Records shown:
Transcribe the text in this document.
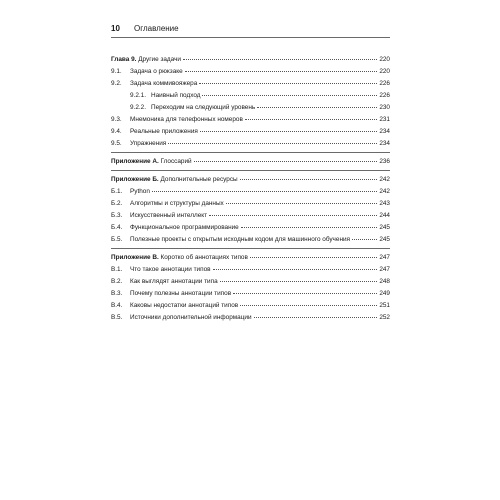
10 Оглавление
Глава 9. Другие задачи	220
9.1.	Задача о рюкзаке	220
9.2.	Задача коммивояжера	226
9.2.1. Наивный подход	226
9.2.2. Переходим на следующий уровень	230
9.3.	Мнемоника для телефонных номеров	231
9.4.	Реальные приложения	234
9.5.	Упражнения	234
Приложение А. Глоссарий	236
Приложение Б. Дополнительные ресурсы	242
Б.1.	Python	242
Б.2.	Алгоритмы и структуры данных	243
Б.3.	Искусственный интеллект	244
Б.4.	Функциональное программирование	245
Б.5.	Полезные проекты с открытым исходным кодом для машинного обучения	245
Приложение В. Коротко об аннотациях типов	247
В.1.	Что такое аннотации типов	247
В.2.	Как выглядят аннотации типа	248
В.3.	Почему полезны аннотации типов	249
В.4.	Каковы недостатки аннотаций типов	251
В.5.	Источники дополнительной информации	252
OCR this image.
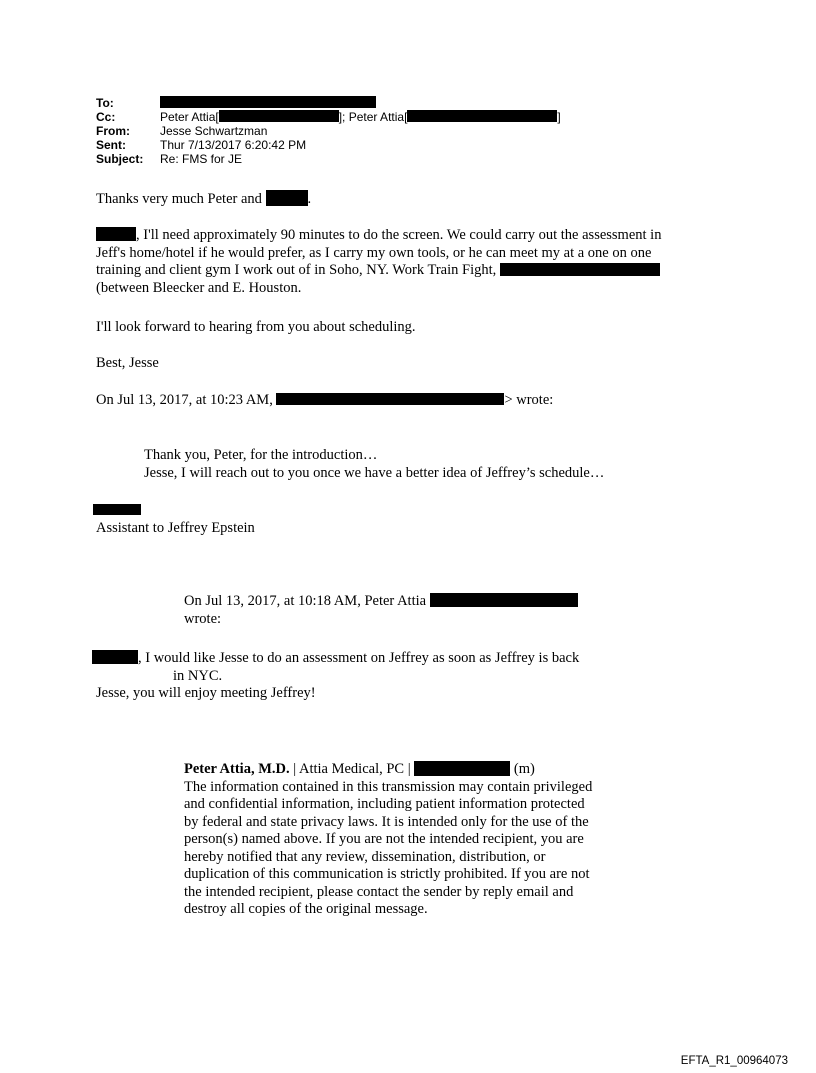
To:
Cc:	Peter Attia[	]; Peter Attia[	]
From:	Jesse Schwartzman
Sent:	Thur 7/13/2017 6:20:42 PM
Subject:	Re: FMS for JE
Thanks very much Peter and	.
, I'll need approximately 90 minutes to do the screen. We could carry out the assessment in
Jeff's home/hotel if he would prefer, as I carry my own tools, or he can meet my at a one on one
training and client gym I work out of in Soho, NY. Work Train Fight,
(between Bleecker and E. Houston.
I'll look forward to hearing from you about scheduling.
Best, Jesse
On Jul 13, 2017, at 10:23 AM,	> wrote:
Thank you, Peter, for the introduction…
Jesse, I will reach out to you once we have a better idea of Jeffrey’s schedule…
Assistant to Jeffrey Epstein
On Jul 13, 2017, at 10:18 AM, Peter Attia
wrote:
, I would like Jesse to do an assessment on Jeffrey as soon as Jeffrey is back
in NYC.
Jesse, you will enjoy meeting Jeffrey!
Peter Attia, M.D. | Attia Medical, PC |	(m)
The information contained in this transmission may contain privileged
and confidential information, including patient information protected
by federal and state privacy laws. It is intended only for the use of the
person(s) named above. If you are not the intended recipient, you are
hereby notified that any review, dissemination, distribution, or
duplication of this communication is strictly prohibited. If you are not
the intended recipient, please contact the sender by reply email and
destroy all copies of the original message.
EFTA_R1_00964073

Problem to solve:
Keep the pictures out of the copy and write out the data exactly as it stands.

Result of this task:
Transcribe the text in this document.
10 Оглавление
Глава 9. Другие задачи	220
9.1.	Задача о рюкзаке	220
9.2.	Задача коммивояжера	226
9.2.1. Наивный подход	226
9.2.2. Переходим на следующий уровень	230
9.3.	Мнемоника для телефонных номеров	231
9.4.	Реальные приложения	234
9.5.	Упражнения	234
Приложение А. Глоссарий	236
Приложение Б. Дополнительные ресурсы	242
Б.1.	Python	242
Б.2.	Алгоритмы и структуры данных	243
Б.3.	Искусственный интеллект	244
Б.4.	Функциональное программирование	245
Б.5.	Полезные проекты с открытым исходным кодом для машинного обучения	245
Приложение В. Коротко об аннотациях типов	247
В.1.	Что такое аннотации типов	247
В.2.	Как выглядят аннотации типа	248
В.3.	Почему полезны аннотации типов	249
В.4.	Каковы недостатки аннотаций типов	251
В.5.	Источники дополнительной информации	252
OCR this image.
To:
Cc:	Peter Attia[	]; Peter Attia[	]
From:	Jesse Schwartzman
Sent:	Thur 7/13/2017 6:20:42 PM
Subject:	Re: FMS for JE
Thanks very much Peter and	.
, I'll need approximately 90 minutes to do the screen. We could carry out the assessment in
Jeff's home/hotel if he would prefer, as I carry my own tools, or he can meet my at a one on one
training and client gym I work out of in Soho, NY. Work Train Fight,
(between Bleecker and E. Houston.
I'll look forward to hearing from you about scheduling.
Best, Jesse
On Jul 13, 2017, at 10:23 AM,	> wrote:
Thank you, Peter, for the introduction…
Jesse, I will reach out to you once we have a better idea of Jeffrey’s schedule…
Assistant to Jeffrey Epstein
On Jul 13, 2017, at 10:18 AM, Peter Attia
wrote:
, I would like Jesse to do an assessment on Jeffrey as soon as Jeffrey is back
in NYC.
Jesse, you will enjoy meeting Jeffrey!
Peter Attia, M.D. | Attia Medical, PC |	(m)
The information contained in this transmission may contain privileged
and confidential information, including patient information protected
by federal and state privacy laws. It is intended only for the use of the
person(s) named above. If you are not the intended recipient, you are
hereby notified that any review, dissemination, distribution, or
duplication of this communication is strictly prohibited. If you are not
the intended recipient, please contact the sender by reply email and
destroy all copies of the original message.
EFTA_R1_00964073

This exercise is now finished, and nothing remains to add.